*CHALLENGE*: Show each line that has the string "JSON" in it.

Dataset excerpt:
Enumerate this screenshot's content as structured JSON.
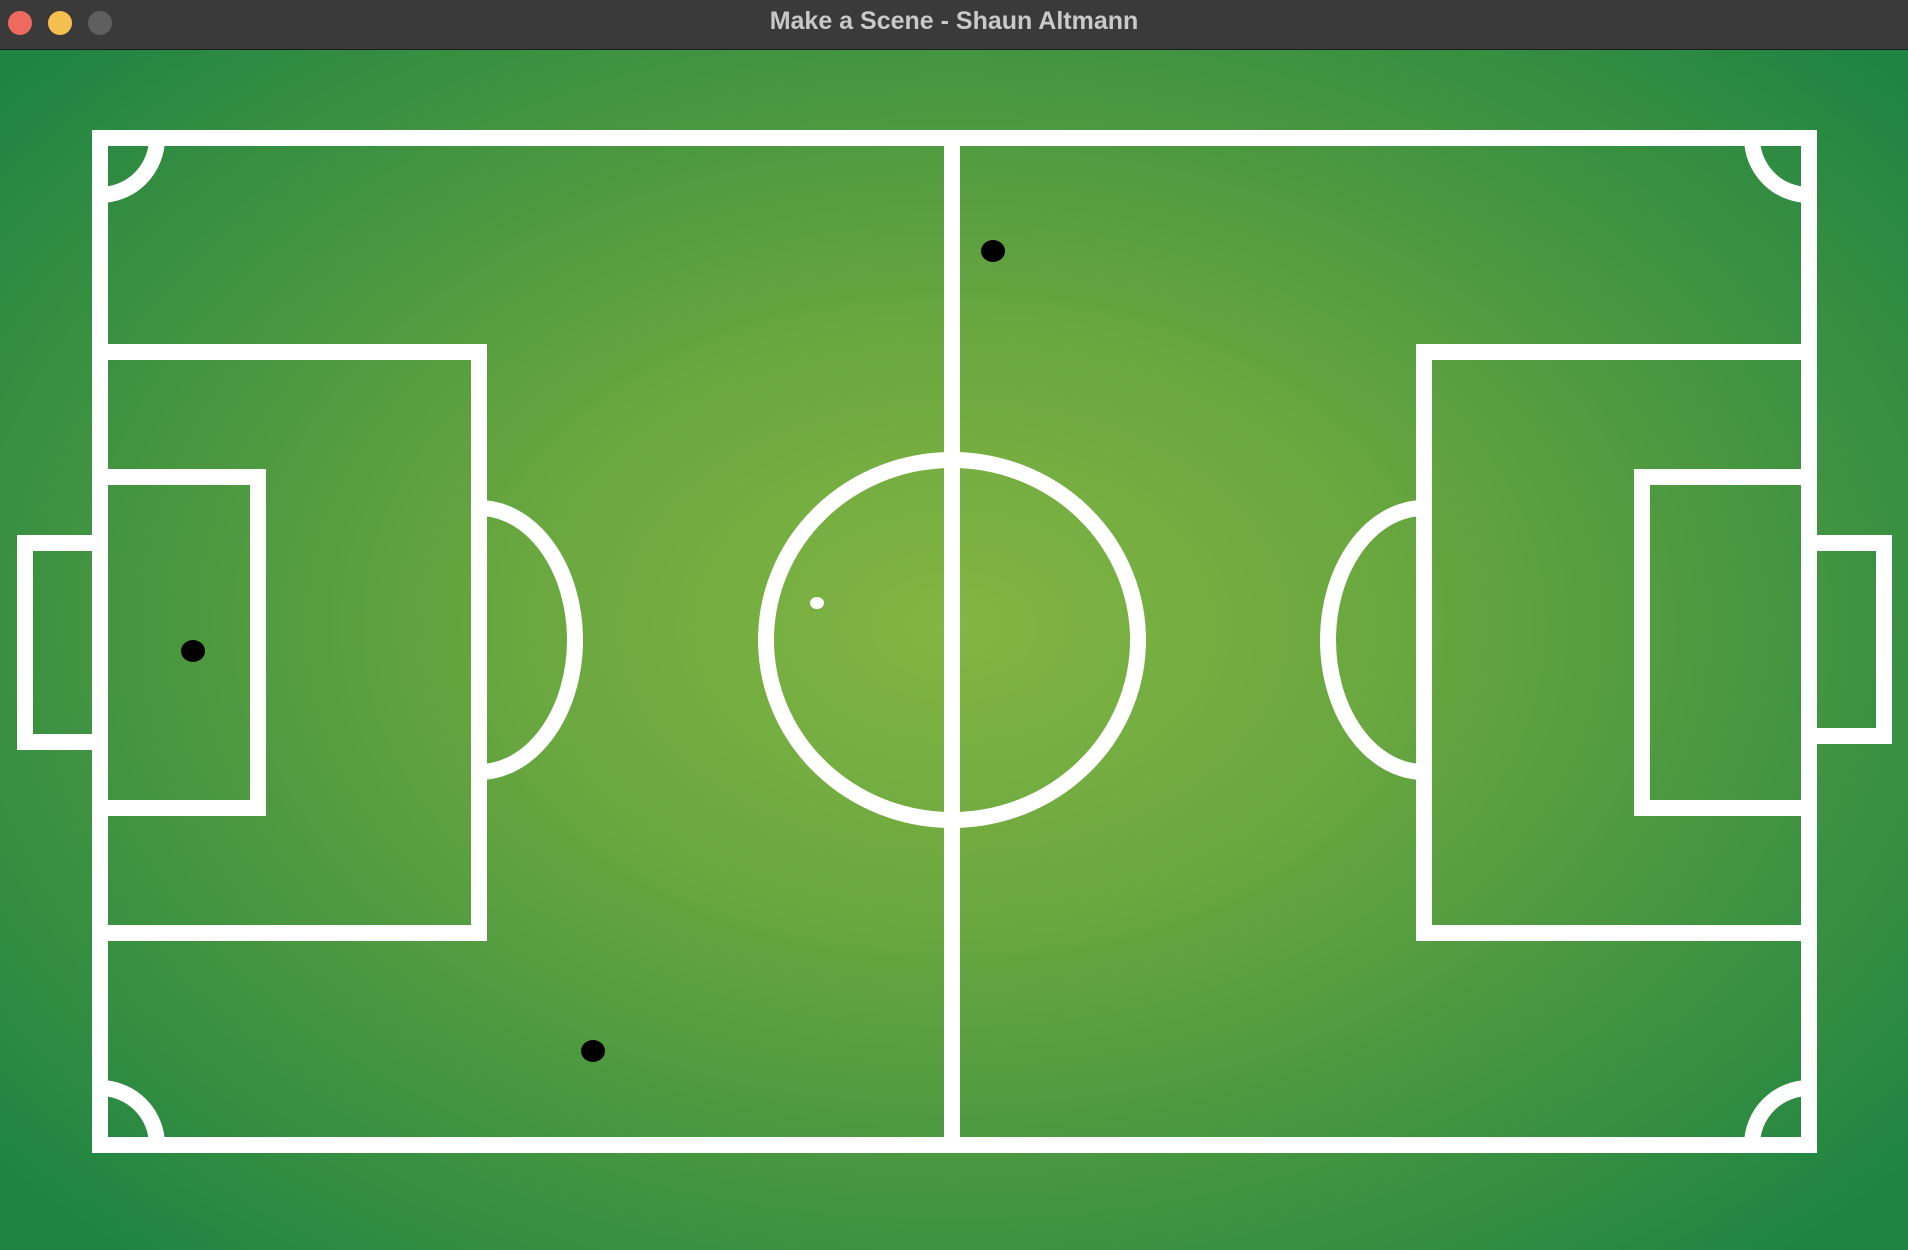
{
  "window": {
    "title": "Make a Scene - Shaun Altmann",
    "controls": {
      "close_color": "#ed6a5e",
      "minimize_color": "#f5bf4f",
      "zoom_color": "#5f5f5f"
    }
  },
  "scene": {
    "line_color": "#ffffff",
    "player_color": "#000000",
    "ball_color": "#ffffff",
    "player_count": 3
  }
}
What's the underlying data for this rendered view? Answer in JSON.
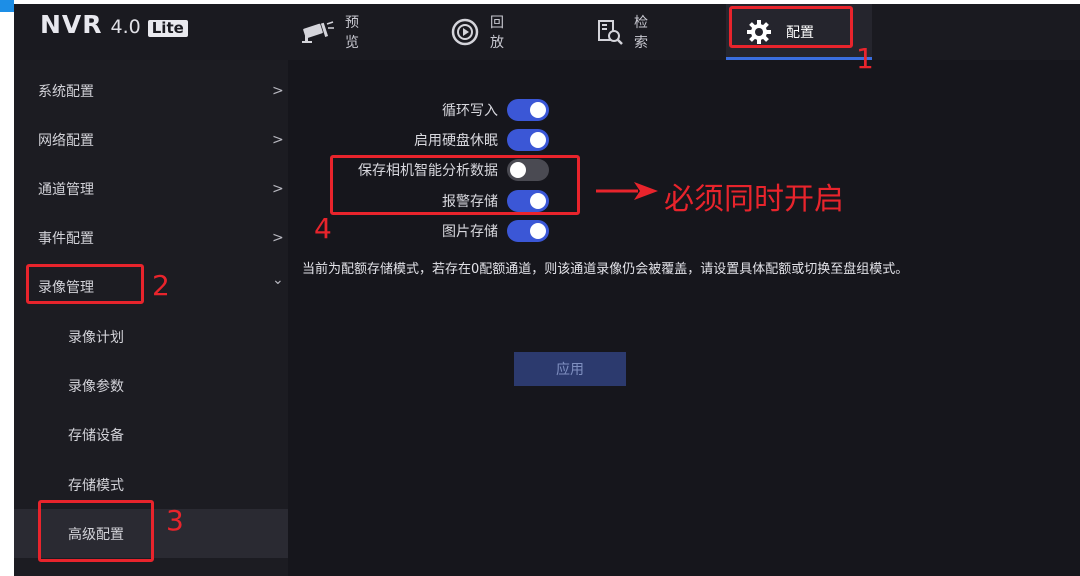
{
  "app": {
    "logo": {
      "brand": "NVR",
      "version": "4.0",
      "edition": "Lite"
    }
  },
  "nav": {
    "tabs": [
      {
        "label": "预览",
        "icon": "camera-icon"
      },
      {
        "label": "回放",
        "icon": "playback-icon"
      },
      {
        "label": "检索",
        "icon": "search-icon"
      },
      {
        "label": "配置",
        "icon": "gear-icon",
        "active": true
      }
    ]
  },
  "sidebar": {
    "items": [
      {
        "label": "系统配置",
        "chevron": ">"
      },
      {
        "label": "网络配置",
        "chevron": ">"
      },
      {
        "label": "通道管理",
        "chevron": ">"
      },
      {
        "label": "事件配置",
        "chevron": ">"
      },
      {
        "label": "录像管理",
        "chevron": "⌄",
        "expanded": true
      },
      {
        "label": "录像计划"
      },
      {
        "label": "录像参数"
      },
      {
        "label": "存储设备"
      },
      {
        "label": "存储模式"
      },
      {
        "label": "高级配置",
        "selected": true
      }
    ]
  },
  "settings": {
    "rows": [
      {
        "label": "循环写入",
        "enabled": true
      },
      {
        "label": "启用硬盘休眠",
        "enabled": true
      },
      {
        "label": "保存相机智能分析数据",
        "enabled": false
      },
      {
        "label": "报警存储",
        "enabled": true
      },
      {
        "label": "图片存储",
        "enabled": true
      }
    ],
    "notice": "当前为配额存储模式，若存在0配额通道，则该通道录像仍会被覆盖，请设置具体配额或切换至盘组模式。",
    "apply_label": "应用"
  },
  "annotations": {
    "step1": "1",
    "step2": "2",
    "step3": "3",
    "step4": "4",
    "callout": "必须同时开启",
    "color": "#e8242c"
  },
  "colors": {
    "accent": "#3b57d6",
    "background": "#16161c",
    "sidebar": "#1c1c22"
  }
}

*REPLY TO THE EXERCISE*:
Enumerate this screenshot's content as structured JSON.
What's the underlying data for this rendered view? Answer in JSON.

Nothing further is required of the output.